_SHORT PROBLEM_:
Without including any pictures, write out the listing below exactly.

_RECORDS SHOWN_:
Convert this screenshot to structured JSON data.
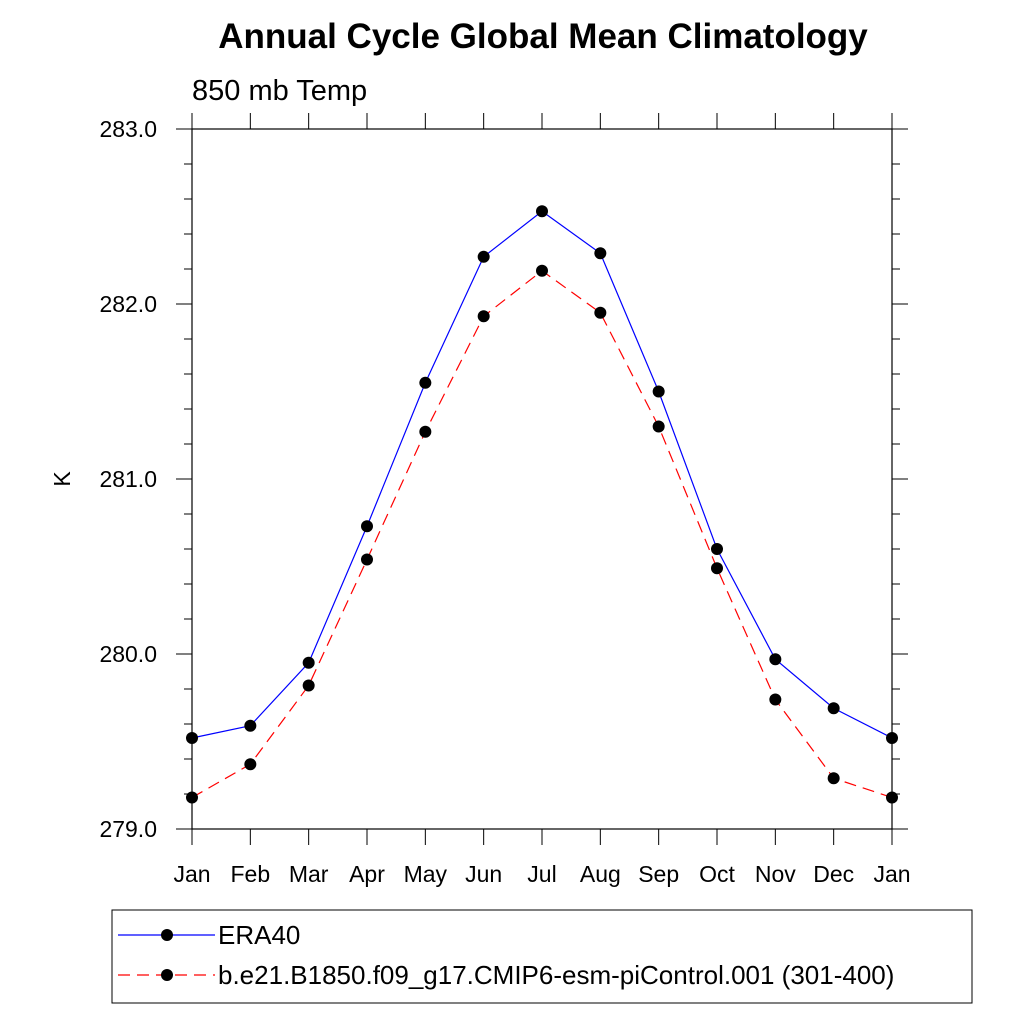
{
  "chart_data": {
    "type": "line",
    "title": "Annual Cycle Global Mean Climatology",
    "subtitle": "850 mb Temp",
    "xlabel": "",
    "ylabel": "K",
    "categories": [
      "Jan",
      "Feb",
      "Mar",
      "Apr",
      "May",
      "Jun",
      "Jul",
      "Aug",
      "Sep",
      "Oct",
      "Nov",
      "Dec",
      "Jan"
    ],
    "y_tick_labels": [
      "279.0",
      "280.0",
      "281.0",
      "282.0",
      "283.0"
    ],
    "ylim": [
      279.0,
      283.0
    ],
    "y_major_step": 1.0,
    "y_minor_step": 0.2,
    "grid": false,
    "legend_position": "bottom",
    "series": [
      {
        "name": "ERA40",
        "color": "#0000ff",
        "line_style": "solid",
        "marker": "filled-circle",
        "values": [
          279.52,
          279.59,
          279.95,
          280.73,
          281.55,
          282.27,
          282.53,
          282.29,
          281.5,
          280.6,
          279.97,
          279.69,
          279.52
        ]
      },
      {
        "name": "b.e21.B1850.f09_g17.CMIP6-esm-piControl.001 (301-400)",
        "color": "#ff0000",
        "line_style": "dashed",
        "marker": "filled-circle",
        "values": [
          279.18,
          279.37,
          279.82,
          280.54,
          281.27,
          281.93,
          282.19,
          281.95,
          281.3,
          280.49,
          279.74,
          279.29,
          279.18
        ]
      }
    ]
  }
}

_THE REPLY_:
Convert this screenshot to structured JSON data.
{
  "chart_data": {
    "type": "line",
    "title": "Annual Cycle Global Mean Climatology",
    "subtitle": "850 mb Temp",
    "xlabel": "",
    "ylabel": "K",
    "categories": [
      "Jan",
      "Feb",
      "Mar",
      "Apr",
      "May",
      "Jun",
      "Jul",
      "Aug",
      "Sep",
      "Oct",
      "Nov",
      "Dec",
      "Jan"
    ],
    "y_tick_labels": [
      "279.0",
      "280.0",
      "281.0",
      "282.0",
      "283.0"
    ],
    "ylim": [
      279.0,
      283.0
    ],
    "y_major_step": 1.0,
    "y_minor_step": 0.2,
    "grid": false,
    "legend_position": "bottom",
    "series": [
      {
        "name": "ERA40",
        "color": "#0000ff",
        "line_style": "solid",
        "marker": "filled-circle",
        "values": [
          279.52,
          279.59,
          279.95,
          280.73,
          281.55,
          282.27,
          282.53,
          282.29,
          281.5,
          280.6,
          279.97,
          279.69,
          279.52
        ]
      },
      {
        "name": "b.e21.B1850.f09_g17.CMIP6-esm-piControl.001 (301-400)",
        "color": "#ff0000",
        "line_style": "dashed",
        "marker": "filled-circle",
        "values": [
          279.18,
          279.37,
          279.82,
          280.54,
          281.27,
          281.93,
          282.19,
          281.95,
          281.3,
          280.49,
          279.74,
          279.29,
          279.18
        ]
      }
    ]
  }
}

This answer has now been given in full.